Aim of the task:
Look through the data below and return each line where "JSON" appears.

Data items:
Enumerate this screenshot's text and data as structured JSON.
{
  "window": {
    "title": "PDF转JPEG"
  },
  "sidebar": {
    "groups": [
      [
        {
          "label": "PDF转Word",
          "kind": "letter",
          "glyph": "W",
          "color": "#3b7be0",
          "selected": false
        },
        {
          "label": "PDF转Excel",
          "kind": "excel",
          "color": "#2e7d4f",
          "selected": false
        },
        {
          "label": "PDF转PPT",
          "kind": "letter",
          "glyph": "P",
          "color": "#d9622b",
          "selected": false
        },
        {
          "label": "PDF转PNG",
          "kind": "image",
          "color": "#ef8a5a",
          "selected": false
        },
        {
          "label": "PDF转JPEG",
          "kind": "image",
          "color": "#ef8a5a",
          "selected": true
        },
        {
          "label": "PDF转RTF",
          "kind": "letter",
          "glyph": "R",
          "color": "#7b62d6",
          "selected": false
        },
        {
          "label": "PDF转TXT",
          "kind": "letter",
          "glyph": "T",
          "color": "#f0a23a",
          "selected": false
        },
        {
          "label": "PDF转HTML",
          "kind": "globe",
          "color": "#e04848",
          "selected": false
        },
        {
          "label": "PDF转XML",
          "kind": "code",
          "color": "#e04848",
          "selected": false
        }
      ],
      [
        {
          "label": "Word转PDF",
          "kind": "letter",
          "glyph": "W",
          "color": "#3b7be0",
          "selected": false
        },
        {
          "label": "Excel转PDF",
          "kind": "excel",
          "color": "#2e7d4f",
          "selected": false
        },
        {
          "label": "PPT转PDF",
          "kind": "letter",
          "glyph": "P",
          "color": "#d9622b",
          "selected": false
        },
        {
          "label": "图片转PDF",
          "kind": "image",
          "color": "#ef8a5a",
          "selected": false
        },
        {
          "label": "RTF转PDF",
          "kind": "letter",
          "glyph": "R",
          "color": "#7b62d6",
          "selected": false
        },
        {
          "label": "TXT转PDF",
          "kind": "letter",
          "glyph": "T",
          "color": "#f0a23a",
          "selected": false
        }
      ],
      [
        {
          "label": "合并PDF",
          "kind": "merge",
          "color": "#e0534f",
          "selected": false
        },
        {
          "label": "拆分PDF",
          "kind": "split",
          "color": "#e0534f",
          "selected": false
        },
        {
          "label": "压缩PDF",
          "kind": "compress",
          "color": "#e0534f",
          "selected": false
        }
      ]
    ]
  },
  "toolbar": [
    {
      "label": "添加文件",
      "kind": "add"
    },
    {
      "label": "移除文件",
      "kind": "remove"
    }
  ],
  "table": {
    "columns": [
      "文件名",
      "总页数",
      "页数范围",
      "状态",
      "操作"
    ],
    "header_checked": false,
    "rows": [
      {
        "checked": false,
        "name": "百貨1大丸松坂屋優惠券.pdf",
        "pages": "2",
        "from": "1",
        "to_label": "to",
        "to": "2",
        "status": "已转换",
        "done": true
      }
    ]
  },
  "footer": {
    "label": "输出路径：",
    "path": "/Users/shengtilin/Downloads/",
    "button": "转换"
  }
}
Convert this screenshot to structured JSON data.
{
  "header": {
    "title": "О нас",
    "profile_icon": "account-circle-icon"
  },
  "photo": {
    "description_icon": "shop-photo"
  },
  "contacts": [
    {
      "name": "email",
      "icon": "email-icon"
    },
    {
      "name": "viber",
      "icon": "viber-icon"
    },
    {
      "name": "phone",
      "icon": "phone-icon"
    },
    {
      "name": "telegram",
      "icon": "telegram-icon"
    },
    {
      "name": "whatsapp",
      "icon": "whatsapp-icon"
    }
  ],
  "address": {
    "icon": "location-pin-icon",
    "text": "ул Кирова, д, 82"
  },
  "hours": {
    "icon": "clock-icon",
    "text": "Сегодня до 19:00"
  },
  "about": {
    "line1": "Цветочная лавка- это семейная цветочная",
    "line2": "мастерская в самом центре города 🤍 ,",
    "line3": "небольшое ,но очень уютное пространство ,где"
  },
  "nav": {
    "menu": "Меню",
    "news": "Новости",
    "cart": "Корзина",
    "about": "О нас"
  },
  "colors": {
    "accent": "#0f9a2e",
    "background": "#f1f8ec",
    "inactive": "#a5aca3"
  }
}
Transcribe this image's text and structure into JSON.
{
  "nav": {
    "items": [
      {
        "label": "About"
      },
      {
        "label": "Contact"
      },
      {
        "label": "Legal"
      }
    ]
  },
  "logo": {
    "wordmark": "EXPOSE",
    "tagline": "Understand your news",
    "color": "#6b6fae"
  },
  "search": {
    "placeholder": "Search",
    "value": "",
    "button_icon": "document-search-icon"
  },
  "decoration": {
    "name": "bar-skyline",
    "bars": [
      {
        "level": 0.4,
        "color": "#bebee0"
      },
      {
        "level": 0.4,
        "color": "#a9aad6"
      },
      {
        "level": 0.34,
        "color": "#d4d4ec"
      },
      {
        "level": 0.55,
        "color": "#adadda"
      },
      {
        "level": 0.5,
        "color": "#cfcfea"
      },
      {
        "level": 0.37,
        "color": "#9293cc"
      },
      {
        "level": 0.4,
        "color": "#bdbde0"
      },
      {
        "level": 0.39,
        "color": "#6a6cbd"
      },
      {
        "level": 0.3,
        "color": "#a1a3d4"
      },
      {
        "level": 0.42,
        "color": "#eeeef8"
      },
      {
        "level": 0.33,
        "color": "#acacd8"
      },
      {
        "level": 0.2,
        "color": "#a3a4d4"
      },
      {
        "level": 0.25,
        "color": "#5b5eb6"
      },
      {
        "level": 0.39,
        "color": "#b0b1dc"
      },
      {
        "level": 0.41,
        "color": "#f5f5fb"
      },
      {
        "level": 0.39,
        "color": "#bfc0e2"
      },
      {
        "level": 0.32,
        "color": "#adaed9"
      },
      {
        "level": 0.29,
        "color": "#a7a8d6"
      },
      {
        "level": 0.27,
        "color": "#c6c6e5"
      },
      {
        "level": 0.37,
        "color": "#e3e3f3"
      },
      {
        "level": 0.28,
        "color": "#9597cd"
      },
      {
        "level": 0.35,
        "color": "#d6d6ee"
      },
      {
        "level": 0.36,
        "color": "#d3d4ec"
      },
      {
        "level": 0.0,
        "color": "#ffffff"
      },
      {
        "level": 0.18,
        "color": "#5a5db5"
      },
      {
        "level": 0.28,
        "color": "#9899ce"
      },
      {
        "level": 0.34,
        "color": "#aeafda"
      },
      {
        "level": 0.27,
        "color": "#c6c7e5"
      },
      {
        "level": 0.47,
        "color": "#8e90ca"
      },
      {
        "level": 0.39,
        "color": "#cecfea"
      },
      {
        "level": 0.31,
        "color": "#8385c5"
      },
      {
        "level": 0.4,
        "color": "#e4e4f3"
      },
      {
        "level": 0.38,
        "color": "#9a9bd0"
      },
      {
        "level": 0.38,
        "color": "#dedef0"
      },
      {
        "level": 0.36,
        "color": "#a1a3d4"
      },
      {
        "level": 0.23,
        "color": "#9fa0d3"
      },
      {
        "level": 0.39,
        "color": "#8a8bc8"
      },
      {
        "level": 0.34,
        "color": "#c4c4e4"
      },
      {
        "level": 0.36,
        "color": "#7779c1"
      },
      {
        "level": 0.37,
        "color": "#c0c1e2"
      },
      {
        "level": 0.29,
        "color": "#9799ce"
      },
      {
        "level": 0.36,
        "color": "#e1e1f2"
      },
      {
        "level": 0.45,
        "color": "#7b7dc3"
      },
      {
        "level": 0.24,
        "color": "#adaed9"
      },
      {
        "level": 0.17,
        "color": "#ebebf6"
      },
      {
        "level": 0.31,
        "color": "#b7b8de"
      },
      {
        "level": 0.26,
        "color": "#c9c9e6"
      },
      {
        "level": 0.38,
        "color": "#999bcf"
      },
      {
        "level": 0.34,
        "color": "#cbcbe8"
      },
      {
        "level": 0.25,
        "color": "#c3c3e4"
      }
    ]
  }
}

Response to this exercise:
Enumerate this screenshot's text and data as structured JSON.
Convert this screenshot to structured JSON data.
Transcribe this image's text and structure into JSON.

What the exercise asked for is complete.